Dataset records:
>>

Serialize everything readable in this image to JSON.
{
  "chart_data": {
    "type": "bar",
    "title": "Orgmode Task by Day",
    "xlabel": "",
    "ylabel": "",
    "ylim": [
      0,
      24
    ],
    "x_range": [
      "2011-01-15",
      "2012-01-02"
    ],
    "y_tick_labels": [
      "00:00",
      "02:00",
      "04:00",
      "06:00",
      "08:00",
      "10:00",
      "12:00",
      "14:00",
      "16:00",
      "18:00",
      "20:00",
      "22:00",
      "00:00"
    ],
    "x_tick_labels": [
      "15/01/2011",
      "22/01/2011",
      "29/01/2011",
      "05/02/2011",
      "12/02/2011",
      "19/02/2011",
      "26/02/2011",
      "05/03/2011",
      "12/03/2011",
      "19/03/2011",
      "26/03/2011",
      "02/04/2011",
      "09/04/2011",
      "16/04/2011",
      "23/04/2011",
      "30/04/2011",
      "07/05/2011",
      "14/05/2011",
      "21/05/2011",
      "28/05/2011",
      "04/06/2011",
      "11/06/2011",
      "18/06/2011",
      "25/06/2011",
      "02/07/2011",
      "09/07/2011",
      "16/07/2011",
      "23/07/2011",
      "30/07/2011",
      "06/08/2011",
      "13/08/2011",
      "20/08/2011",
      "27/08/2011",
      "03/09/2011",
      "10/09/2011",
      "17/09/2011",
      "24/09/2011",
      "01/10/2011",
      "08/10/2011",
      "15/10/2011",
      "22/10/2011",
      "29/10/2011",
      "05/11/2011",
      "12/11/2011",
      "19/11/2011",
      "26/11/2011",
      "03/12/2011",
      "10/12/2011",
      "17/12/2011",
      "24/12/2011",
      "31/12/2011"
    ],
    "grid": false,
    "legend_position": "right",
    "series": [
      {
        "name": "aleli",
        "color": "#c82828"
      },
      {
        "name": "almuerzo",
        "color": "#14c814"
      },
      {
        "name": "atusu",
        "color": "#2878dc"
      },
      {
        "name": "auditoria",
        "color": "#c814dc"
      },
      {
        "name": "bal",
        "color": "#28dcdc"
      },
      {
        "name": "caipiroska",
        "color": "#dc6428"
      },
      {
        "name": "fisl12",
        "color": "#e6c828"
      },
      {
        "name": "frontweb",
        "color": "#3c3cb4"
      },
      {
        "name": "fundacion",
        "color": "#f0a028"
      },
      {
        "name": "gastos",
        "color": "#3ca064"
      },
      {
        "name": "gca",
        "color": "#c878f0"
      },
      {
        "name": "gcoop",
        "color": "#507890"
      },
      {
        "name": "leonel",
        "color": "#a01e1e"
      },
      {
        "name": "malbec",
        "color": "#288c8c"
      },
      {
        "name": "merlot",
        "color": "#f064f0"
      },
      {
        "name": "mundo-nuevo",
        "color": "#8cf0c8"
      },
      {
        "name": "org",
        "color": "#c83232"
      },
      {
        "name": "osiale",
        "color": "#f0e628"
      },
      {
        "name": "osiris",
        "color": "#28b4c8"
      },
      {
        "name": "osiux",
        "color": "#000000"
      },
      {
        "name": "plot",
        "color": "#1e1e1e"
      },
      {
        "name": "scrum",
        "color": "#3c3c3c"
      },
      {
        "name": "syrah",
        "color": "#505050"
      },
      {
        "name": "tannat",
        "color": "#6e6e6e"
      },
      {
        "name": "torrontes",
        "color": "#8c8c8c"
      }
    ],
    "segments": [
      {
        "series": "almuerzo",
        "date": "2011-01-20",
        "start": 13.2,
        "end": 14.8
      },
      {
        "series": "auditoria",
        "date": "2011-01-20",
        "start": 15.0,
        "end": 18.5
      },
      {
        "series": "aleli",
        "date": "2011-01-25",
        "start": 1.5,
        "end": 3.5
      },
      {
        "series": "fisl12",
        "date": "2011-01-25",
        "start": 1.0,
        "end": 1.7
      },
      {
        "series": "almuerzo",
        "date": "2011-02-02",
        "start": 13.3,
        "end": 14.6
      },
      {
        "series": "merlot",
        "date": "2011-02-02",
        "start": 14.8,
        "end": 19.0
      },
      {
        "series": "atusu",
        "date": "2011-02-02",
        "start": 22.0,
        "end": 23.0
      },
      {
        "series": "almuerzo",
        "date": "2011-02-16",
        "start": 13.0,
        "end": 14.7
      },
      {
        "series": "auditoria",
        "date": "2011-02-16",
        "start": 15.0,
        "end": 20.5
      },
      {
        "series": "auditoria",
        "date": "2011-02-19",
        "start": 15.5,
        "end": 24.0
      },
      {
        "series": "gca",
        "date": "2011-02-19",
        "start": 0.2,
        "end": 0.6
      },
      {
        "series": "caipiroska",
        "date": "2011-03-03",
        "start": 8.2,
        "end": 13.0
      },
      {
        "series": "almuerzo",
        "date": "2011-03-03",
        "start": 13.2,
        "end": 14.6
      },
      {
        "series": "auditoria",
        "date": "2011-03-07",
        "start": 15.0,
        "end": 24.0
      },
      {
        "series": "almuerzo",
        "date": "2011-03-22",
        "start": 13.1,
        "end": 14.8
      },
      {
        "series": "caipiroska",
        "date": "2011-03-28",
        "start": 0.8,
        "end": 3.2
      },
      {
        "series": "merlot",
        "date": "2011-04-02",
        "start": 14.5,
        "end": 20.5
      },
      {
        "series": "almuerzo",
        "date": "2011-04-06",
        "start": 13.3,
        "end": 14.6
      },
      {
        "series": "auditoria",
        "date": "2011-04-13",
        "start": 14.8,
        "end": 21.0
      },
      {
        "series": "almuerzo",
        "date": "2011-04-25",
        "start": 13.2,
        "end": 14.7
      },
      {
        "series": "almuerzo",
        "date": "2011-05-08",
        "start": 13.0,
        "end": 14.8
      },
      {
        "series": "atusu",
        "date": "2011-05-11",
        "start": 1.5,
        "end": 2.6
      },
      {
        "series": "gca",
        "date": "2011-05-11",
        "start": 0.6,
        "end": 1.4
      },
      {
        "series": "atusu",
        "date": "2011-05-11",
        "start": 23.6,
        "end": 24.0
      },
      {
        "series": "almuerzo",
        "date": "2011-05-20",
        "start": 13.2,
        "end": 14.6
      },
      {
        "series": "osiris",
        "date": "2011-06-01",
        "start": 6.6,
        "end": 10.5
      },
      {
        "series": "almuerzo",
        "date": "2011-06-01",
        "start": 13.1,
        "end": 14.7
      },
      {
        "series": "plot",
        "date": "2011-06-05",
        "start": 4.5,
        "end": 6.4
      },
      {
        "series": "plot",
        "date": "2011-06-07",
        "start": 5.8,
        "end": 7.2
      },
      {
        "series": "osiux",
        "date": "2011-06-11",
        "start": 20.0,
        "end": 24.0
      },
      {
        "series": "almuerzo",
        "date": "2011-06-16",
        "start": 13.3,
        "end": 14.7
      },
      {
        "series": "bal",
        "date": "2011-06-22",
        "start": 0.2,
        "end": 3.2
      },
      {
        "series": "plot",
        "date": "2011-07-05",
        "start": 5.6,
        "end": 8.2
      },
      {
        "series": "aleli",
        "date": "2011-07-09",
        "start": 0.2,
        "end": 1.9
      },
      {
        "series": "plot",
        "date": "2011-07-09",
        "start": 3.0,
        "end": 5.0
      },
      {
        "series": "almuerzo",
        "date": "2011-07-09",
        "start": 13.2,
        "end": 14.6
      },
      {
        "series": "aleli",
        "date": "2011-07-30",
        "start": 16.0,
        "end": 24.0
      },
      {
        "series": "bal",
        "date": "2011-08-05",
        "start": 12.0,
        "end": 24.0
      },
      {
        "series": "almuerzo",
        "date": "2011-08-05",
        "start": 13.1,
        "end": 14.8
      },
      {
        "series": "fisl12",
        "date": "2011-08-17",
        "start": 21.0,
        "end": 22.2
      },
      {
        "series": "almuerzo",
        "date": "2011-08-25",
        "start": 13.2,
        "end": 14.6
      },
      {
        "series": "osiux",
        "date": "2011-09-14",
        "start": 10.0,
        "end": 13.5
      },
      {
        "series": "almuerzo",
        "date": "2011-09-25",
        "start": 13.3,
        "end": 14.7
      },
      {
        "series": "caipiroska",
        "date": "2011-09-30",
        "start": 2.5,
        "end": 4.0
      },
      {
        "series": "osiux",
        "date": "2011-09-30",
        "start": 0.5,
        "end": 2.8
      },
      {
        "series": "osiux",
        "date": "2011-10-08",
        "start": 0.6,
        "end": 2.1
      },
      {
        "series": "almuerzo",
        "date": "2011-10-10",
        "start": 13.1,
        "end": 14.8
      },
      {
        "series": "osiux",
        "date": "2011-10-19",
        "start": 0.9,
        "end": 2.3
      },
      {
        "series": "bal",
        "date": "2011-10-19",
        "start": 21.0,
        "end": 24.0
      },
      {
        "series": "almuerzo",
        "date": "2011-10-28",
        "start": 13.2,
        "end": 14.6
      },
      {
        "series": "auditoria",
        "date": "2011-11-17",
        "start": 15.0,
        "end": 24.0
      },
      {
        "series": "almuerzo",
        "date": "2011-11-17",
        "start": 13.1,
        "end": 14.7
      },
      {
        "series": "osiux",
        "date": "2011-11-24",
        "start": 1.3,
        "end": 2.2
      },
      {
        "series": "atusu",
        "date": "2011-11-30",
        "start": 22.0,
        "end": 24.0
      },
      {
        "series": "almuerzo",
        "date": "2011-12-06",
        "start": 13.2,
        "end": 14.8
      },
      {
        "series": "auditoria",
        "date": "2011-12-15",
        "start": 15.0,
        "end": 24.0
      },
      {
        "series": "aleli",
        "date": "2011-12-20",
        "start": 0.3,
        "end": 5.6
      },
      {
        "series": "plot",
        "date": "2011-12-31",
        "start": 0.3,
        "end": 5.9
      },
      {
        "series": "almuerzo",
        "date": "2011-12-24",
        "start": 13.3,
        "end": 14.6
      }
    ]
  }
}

<<
>>

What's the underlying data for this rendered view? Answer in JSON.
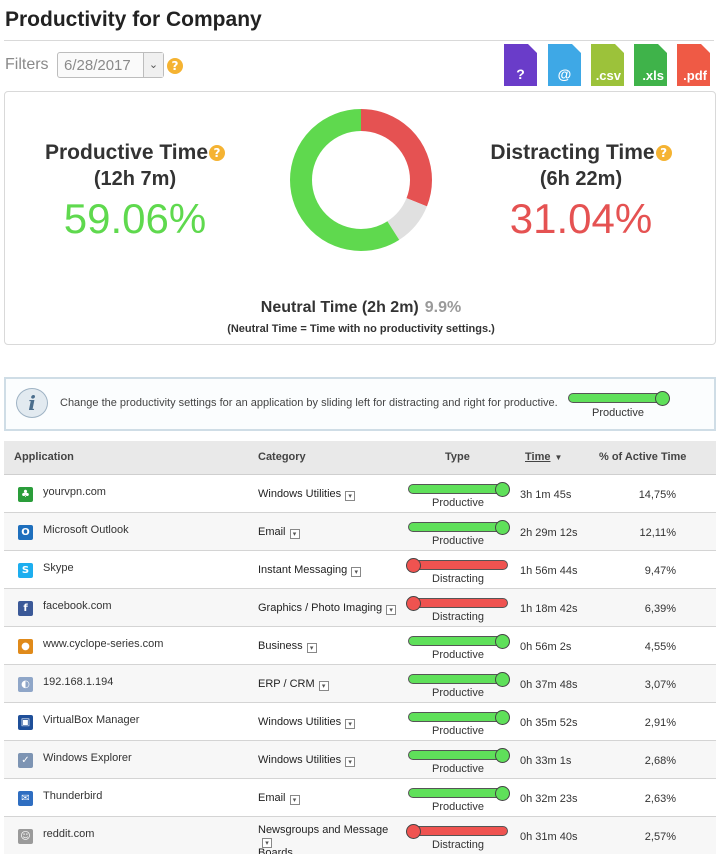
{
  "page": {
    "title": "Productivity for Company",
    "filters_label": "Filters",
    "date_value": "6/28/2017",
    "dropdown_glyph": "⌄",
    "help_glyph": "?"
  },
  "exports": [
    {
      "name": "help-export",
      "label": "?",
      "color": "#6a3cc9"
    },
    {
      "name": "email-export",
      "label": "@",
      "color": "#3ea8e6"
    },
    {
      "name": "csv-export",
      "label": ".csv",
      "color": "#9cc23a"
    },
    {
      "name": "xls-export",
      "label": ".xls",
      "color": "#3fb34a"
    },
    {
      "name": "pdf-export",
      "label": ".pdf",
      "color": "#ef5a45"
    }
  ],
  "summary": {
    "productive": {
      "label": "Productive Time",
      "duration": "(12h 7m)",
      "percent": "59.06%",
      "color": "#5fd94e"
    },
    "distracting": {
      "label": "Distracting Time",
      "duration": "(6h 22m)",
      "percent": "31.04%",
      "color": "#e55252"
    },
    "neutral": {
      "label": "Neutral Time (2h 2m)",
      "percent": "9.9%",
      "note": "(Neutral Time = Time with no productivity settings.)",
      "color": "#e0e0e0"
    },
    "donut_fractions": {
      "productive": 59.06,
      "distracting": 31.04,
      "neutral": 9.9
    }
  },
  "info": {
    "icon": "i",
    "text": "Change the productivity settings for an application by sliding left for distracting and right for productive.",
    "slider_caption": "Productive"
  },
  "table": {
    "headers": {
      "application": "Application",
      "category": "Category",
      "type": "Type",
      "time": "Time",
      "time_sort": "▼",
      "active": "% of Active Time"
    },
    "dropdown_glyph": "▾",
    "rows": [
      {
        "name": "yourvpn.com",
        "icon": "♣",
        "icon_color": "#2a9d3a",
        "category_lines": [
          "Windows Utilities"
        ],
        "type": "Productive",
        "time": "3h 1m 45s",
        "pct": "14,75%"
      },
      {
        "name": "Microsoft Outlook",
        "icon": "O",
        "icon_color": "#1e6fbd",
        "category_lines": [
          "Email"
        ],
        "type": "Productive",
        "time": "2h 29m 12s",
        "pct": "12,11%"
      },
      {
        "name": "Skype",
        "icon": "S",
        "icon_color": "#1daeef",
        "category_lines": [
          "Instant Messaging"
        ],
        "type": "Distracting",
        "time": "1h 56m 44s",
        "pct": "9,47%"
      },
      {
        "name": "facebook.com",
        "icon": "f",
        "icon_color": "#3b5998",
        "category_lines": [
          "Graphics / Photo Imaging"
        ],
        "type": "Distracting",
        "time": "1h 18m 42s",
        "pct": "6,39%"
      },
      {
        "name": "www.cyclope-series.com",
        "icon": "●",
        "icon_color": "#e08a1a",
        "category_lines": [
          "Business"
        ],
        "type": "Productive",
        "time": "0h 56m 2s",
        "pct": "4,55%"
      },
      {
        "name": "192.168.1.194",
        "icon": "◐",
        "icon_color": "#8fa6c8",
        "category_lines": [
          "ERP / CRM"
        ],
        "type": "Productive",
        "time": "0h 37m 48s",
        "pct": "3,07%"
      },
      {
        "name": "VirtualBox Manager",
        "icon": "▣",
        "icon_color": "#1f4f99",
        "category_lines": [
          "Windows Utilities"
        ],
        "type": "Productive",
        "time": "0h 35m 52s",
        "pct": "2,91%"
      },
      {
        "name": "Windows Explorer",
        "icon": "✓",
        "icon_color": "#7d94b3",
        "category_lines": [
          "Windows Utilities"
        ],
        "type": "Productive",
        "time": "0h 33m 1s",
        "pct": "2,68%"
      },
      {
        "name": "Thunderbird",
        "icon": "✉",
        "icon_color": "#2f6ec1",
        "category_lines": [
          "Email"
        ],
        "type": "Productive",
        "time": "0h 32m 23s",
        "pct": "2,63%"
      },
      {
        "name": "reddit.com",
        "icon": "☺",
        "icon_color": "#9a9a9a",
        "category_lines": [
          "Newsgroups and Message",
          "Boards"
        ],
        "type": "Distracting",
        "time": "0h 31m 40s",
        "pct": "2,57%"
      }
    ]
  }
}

<<

PROBLEM:
List the lines of the entries that include "application".

ANSWER TO THE PROBLEM:
    "text": "Change the productivity settings for an application by sliding left for distracting and right for productive.",
      "application": "Application",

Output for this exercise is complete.